Retype the records in full, and please keep the pictures out of the copy.

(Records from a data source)
┌──

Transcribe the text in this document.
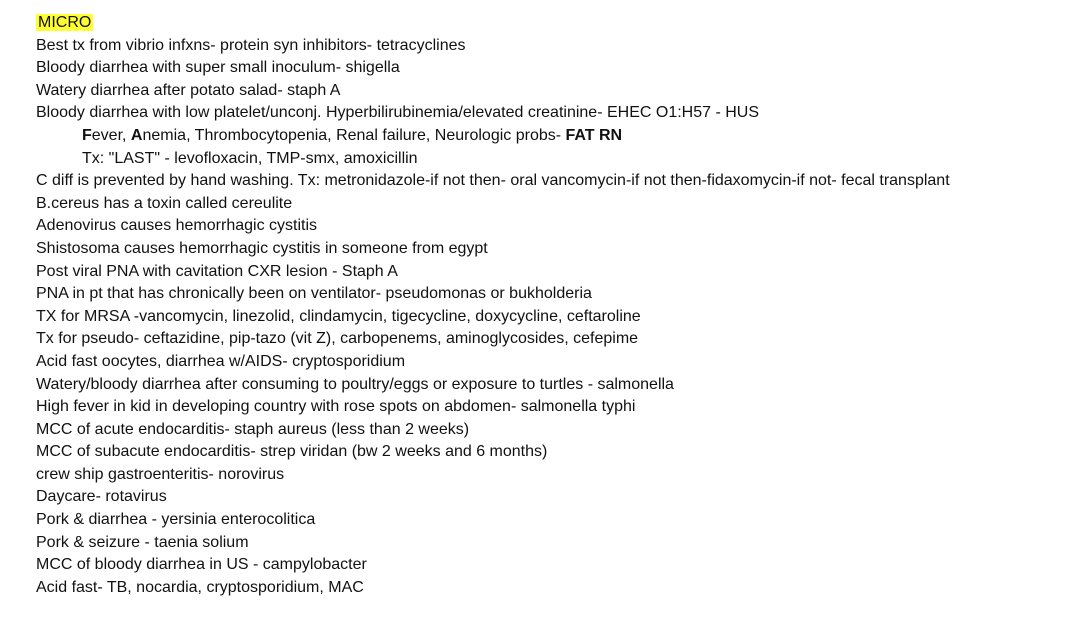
MICRO
Best tx from vibrio infxns- protein syn inhibitors- tetracyclines
Bloody diarrhea with super small inoculum- shigella
Watery diarrhea after potato salad- staph A
Bloody diarrhea with low platelet/unconj. Hyperbilirubinemia/elevated creatinine- EHEC O1:H57 - HUS
Fever, Anemia, Thrombocytopenia, Renal failure, Neurologic probs- FAT RN
Tx: "LAST" - levofloxacin, TMP-smx, amoxicillin
C diff is prevented by hand washing. Tx: metronidazole-if not then- oral vancomycin-if not then-fidaxomycin-if not- fecal transplant
B.cereus has a toxin called cereulite
Adenovirus causes hemorrhagic cystitis
Shistosoma causes hemorrhagic cystitis in someone from egypt
Post viral PNA with cavitation CXR lesion - Staph A
PNA in pt that has chronically been on ventilator- pseudomonas or bukholderia
TX for MRSA -vancomycin, linezolid, clindamycin, tigecycline, doxycycline, ceftaroline
Tx for pseudo- ceftazidine, pip-tazo (vit Z), carbopenems, aminoglycosides, cefepime
Acid fast oocytes, diarrhea w/AIDS- cryptosporidium
Watery/bloody diarrhea after consuming to poultry/eggs or exposure to turtles - salmonella
High fever in kid in developing country with rose spots on abdomen- salmonella typhi
MCC of acute endocarditis- staph aureus (less than 2 weeks)
MCC of subacute endocarditis- strep viridan (bw 2 weeks and 6 months)
crew ship gastroenteritis- norovirus
Daycare- rotavirus
Pork & diarrhea - yersinia enterocolitica
Pork & seizure - taenia solium
MCC of bloody diarrhea in US - campylobacter
Acid fast- TB, nocardia, cryptosporidium, MAC
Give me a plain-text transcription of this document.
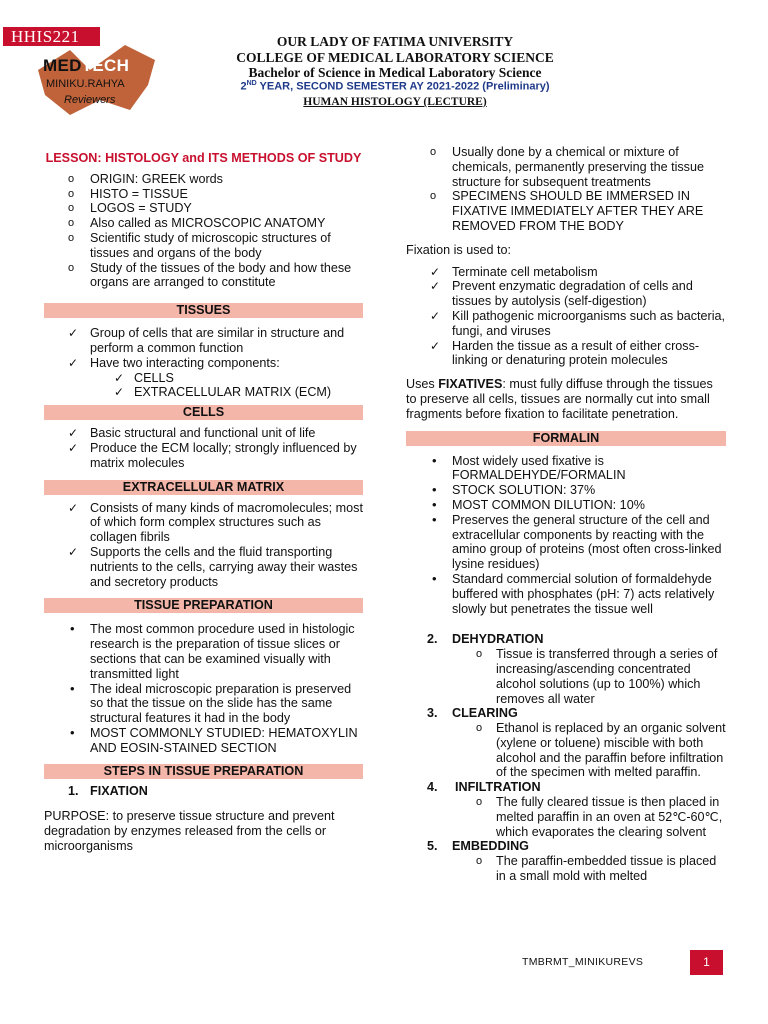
HHIS221
MEDTECH
MINIKU.RAHYA
Reviewers
OUR LADY OF FATIMA UNIVERSITY
COLLEGE OF MEDICAL LABORATORY SCIENCE
Bachelor of Science in Medical Laboratory Science
2ND YEAR, SECOND SEMESTER AY 2021-2022 (Preliminary)
HUMAN HISTOLOGY (LECTURE)
LESSON: HISTOLOGY and ITS METHODS OF STUDY
o ORIGIN: GREEK words
o HISTO = TISSUE
o LOGOS = STUDY
o Also called as MICROSCOPIC ANATOMY
o Scientific study of microscopic structures of tissues and organs of the body
o Study of the tissues of the body and how these organs are arranged to constitute
TISSUES
✓ Group of cells that are similar in structure and perform a common function
✓ Have two interacting components:
✓ CELLS
✓ EXTRACELLULAR MATRIX (ECM)
CELLS
✓ Basic structural and functional unit of life
✓ Produce the ECM locally; strongly influenced by matrix molecules
EXTRACELLULAR MATRIX
✓ Consists of many kinds of macromolecules; most of which form complex structures such as collagen fibrils
✓ Supports the cells and the fluid transporting nutrients to the cells, carrying away their wastes and secretory products
TISSUE PREPARATION
• The most common procedure used in histologic research is the preparation of tissue slices or sections that can be examined visually with transmitted light
• The ideal microscopic preparation is preserved so that the tissue on the slide has the same structural features it had in the body
• MOST COMMONLY STUDIED: HEMATOXYLIN AND EOSIN-STAINED SECTION
STEPS IN TISSUE PREPARATION
1. FIXATION
PURPOSE: to preserve tissue structure and prevent degradation by enzymes released from the cells or microorganisms
o Usually done by a chemical or mixture of chemicals, permanently preserving the tissue structure for subsequent treatments
o SPECIMENS SHOULD BE IMMERSED IN FIXATIVE IMMEDIATELY AFTER THEY ARE REMOVED FROM THE BODY
Fixation is used to:
✓ Terminate cell metabolism
✓ Prevent enzymatic degradation of cells and tissues by autolysis (self-digestion)
✓ Kill pathogenic microorganisms such as bacteria, fungi, and viruses
✓ Harden the tissue as a result of either cross-linking or denaturing protein molecules
Uses FIXATIVES: must fully diffuse through the tissues to preserve all cells, tissues are normally cut into small fragments before fixation to facilitate penetration.
FORMALIN
• Most widely used fixative is FORMALDEHYDE/FORMALIN
• STOCK SOLUTION: 37%
• MOST COMMON DILUTION: 10%
• Preserves the general structure of the cell and extracellular components by reacting with the amino group of proteins (most often cross-linked lysine residues)
• Standard commercial solution of formaldehyde buffered with phosphates (pH: 7) acts relatively slowly but penetrates the tissue well
2. DEHYDRATION
o Tissue is transferred through a series of increasing/ascending concentrated alcohol solutions (up to 100%) which removes all water
3. CLEARING
o Ethanol is replaced by an organic solvent (xylene or toluene) miscible with both alcohol and the paraffin before infiltration of the specimen with melted paraffin.
4. INFILTRATION
o The fully cleared tissue is then placed in melted paraffin in an oven at 52℃-60℃, which evaporates the clearing solvent
5. EMBEDDING
o The paraffin-embedded tissue is placed in a small mold with melted
TMBRMT_MINIKUREVS	1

└──

* [Problem solution]
Transcribe the text in this document.
MICRO
Best tx from vibrio infxns- protein syn inhibitors- tetracyclines
Bloody diarrhea with super small inoculum- shigella
Watery diarrhea after potato salad- staph A
Bloody diarrhea with low platelet/unconj. Hyperbilirubinemia/elevated creatinine- EHEC O1:H57 - HUS
Fever, Anemia, Thrombocytopenia, Renal failure, Neurologic probs- FAT RN
Tx: "LAST" - levofloxacin, TMP-smx, amoxicillin
C diff is prevented by hand washing. Tx: metronidazole-if not then- oral vancomycin-if not then-fidaxomycin-if not- fecal transplant
B.cereus has a toxin called cereulite
Adenovirus causes hemorrhagic cystitis
Shistosoma causes hemorrhagic cystitis in someone from egypt
Post viral PNA with cavitation CXR lesion - Staph A
PNA in pt that has chronically been on ventilator- pseudomonas or bukholderia
TX for MRSA -vancomycin, linezolid, clindamycin, tigecycline, doxycycline, ceftaroline
Tx for pseudo- ceftazidine, pip-tazo (vit Z), carbopenems, aminoglycosides, cefepime
Acid fast oocytes, diarrhea w/AIDS- cryptosporidium
Watery/bloody diarrhea after consuming to poultry/eggs or exposure to turtles - salmonella
High fever in kid in developing country with rose spots on abdomen- salmonella typhi
MCC of acute endocarditis- staph aureus (less than 2 weeks)
MCC of subacute endocarditis- strep viridan (bw 2 weeks and 6 months)
crew ship gastroenteritis- norovirus
Daycare- rotavirus
Pork & diarrhea - yersinia enterocolitica
Pork & seizure - taenia solium
MCC of bloody diarrhea in US - campylobacter
Acid fast- TB, nocardia, cryptosporidium, MAC
Give me a plain-text transcription of this document.
HHIS221
MEDTECH
MINIKU.RAHYA
Reviewers
OUR LADY OF FATIMA UNIVERSITY
COLLEGE OF MEDICAL LABORATORY SCIENCE
Bachelor of Science in Medical Laboratory Science
2ND YEAR, SECOND SEMESTER AY 2021-2022 (Preliminary)
HUMAN HISTOLOGY (LECTURE)
LESSON: HISTOLOGY and ITS METHODS OF STUDY
o ORIGIN: GREEK words
o HISTO = TISSUE
o LOGOS = STUDY
o Also called as MICROSCOPIC ANATOMY
o Scientific study of microscopic structures of tissues and organs of the body
o Study of the tissues of the body and how these organs are arranged to constitute
TISSUES
✓ Group of cells that are similar in structure and perform a common function
✓ Have two interacting components:
✓ CELLS
✓ EXTRACELLULAR MATRIX (ECM)
CELLS
✓ Basic structural and functional unit of life
✓ Produce the ECM locally; strongly influenced by matrix molecules
EXTRACELLULAR MATRIX
✓ Consists of many kinds of macromolecules; most of which form complex structures such as collagen fibrils
✓ Supports the cells and the fluid transporting nutrients to the cells, carrying away their wastes and secretory products
TISSUE PREPARATION
• The most common procedure used in histologic research is the preparation of tissue slices or sections that can be examined visually with transmitted light
• The ideal microscopic preparation is preserved so that the tissue on the slide has the same structural features it had in the body
• MOST COMMONLY STUDIED: HEMATOXYLIN AND EOSIN-STAINED SECTION
STEPS IN TISSUE PREPARATION
1. FIXATION
PURPOSE: to preserve tissue structure and prevent degradation by enzymes released from the cells or microorganisms
o Usually done by a chemical or mixture of chemicals, permanently preserving the tissue structure for subsequent treatments
o SPECIMENS SHOULD BE IMMERSED IN FIXATIVE IMMEDIATELY AFTER THEY ARE REMOVED FROM THE BODY
Fixation is used to:
✓ Terminate cell metabolism
✓ Prevent enzymatic degradation of cells and tissues by autolysis (self-digestion)
✓ Kill pathogenic microorganisms such as bacteria, fungi, and viruses
✓ Harden the tissue as a result of either cross-linking or denaturing protein molecules
Uses FIXATIVES: must fully diffuse through the tissues to preserve all cells, tissues are normally cut into small fragments before fixation to facilitate penetration.
FORMALIN
• Most widely used fixative is FORMALDEHYDE/FORMALIN
• STOCK SOLUTION: 37%
• MOST COMMON DILUTION: 10%
• Preserves the general structure of the cell and extracellular components by reacting with the amino group of proteins (most often cross-linked lysine residues)
• Standard commercial solution of formaldehyde buffered with phosphates (pH: 7) acts relatively slowly but penetrates the tissue well
2. DEHYDRATION
o Tissue is transferred through a series of increasing/ascending concentrated alcohol solutions (up to 100%) which removes all water
3. CLEARING
o Ethanol is replaced by an organic solvent (xylene or toluene) miscible with both alcohol and the paraffin before infiltration of the specimen with melted paraffin.
4. INFILTRATION
o The fully cleared tissue is then placed in melted paraffin in an oven at 52℃-60℃, which evaporates the clearing solvent
5. EMBEDDING
o The paraffin-embedded tissue is placed in a small mold with melted
TMBRMT_MINIKUREVS	1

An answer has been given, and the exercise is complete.